** What you should do **
Filter the listing below, copying every line in which the word "Vegetable" appears.

** The input **
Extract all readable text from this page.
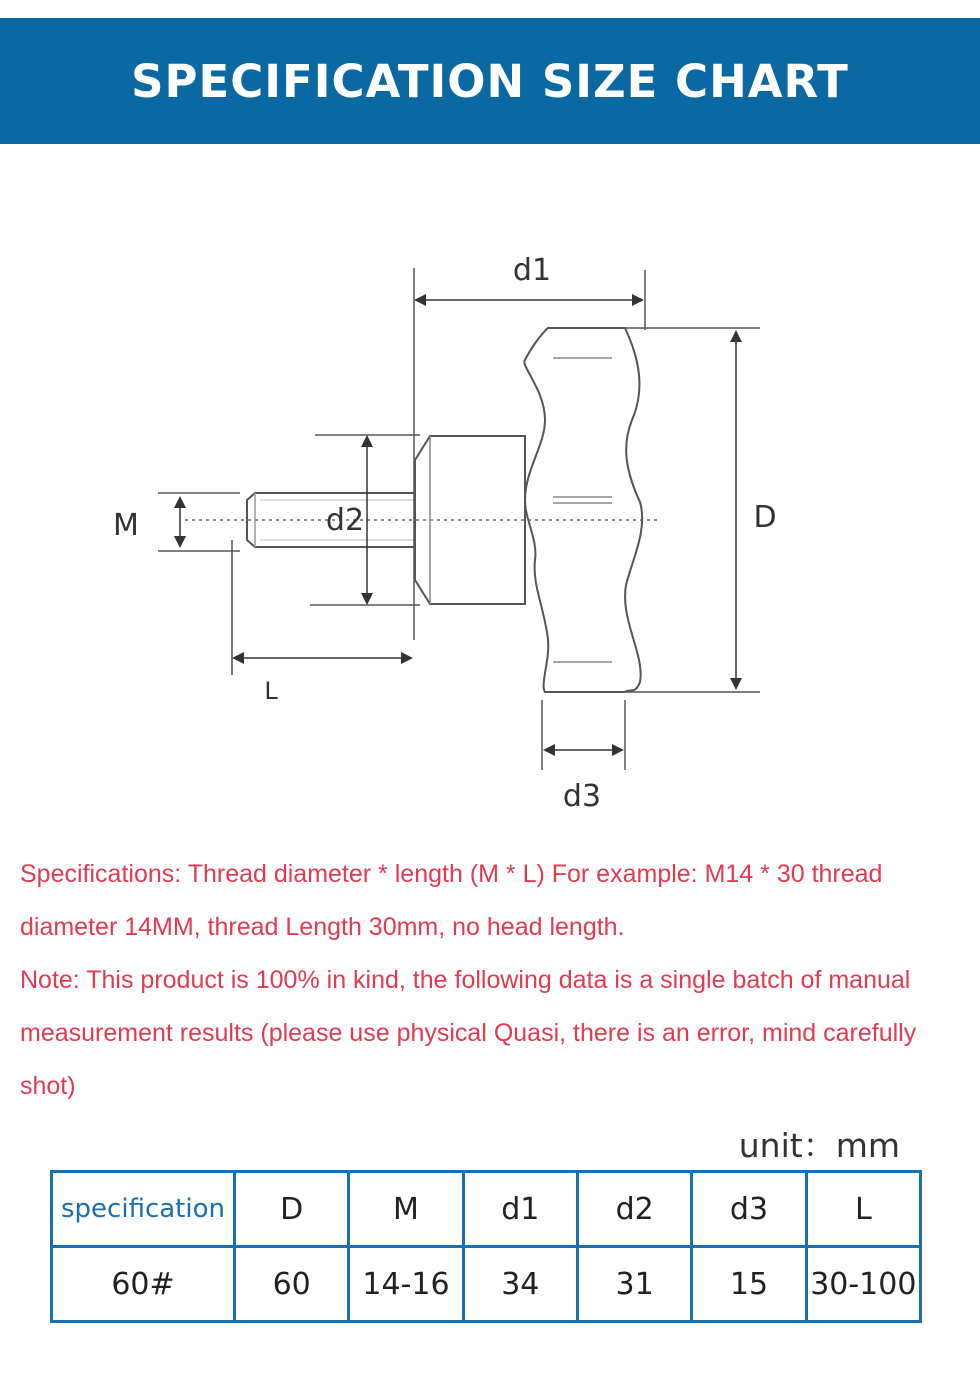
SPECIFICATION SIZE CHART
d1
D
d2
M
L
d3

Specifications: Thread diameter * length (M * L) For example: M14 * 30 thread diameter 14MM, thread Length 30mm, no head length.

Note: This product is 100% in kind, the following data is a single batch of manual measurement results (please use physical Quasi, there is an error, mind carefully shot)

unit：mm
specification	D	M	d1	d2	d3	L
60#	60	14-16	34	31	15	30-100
---
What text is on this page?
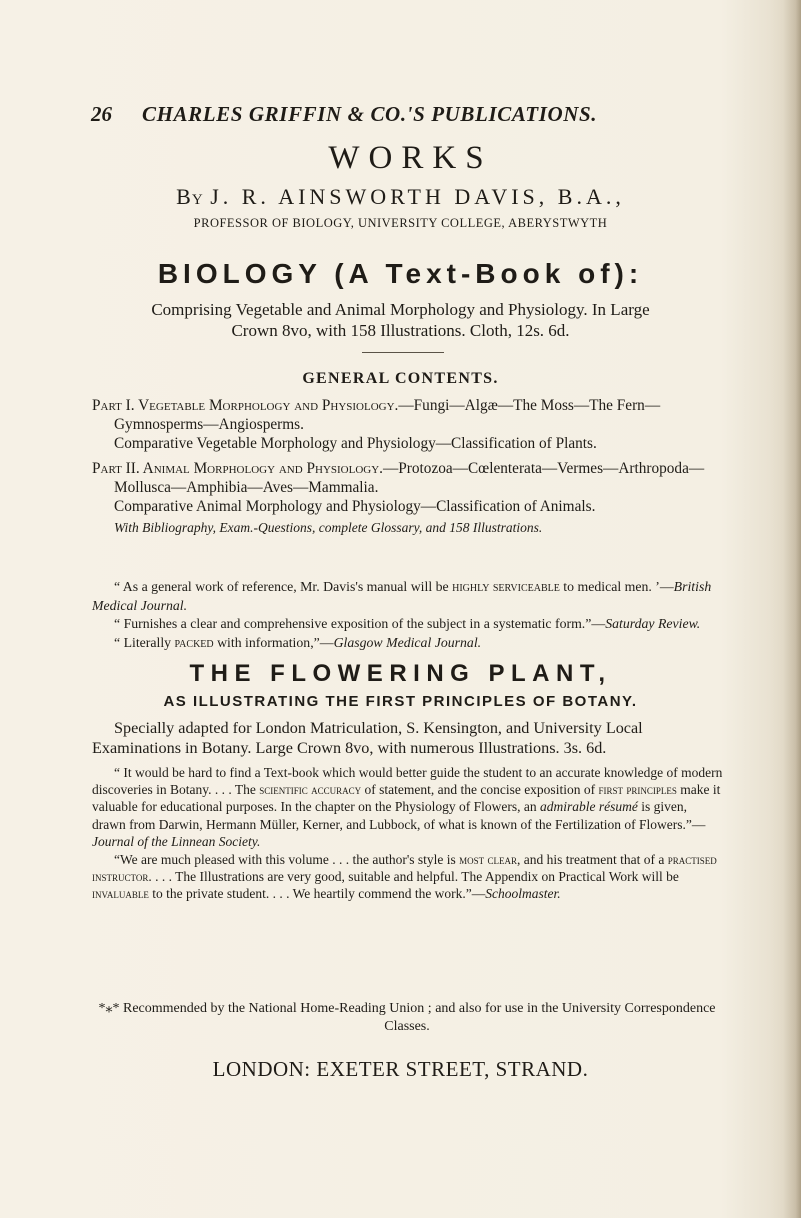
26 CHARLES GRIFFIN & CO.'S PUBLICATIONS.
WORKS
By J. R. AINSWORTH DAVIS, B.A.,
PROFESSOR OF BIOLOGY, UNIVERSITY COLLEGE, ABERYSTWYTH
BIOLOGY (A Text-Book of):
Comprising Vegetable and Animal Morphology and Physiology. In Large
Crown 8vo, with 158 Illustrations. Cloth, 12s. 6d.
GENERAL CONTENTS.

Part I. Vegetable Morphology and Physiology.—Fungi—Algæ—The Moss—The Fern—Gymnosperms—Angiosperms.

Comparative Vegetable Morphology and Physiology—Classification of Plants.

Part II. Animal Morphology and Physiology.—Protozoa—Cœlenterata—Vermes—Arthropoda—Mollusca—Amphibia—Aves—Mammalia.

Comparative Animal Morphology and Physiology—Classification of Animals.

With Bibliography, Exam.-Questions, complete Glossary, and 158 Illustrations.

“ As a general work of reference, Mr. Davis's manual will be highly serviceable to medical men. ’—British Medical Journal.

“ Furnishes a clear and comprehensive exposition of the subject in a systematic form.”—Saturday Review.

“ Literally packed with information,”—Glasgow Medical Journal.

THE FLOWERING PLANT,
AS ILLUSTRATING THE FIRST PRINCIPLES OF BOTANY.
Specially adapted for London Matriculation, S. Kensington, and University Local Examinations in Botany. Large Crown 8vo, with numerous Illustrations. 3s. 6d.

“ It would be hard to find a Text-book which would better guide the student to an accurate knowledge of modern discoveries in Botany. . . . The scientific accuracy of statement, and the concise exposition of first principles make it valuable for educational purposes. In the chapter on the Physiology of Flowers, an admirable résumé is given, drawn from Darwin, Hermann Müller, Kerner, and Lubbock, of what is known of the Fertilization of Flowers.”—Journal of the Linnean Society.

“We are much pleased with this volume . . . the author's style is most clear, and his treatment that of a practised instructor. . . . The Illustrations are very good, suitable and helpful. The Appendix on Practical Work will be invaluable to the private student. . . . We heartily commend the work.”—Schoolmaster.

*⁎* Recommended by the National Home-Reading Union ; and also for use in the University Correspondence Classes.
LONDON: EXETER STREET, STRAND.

** Problem solution **
Comprising Vegetable and Animal Morphology and Physiology. In Large
Part I. Vegetable Morphology and Physiology.—Fungi—Algæ—The Moss—The Fern—Gymnosperms—Angiosperms.
Comparative Vegetable Morphology and Physiology—Classification of Plants.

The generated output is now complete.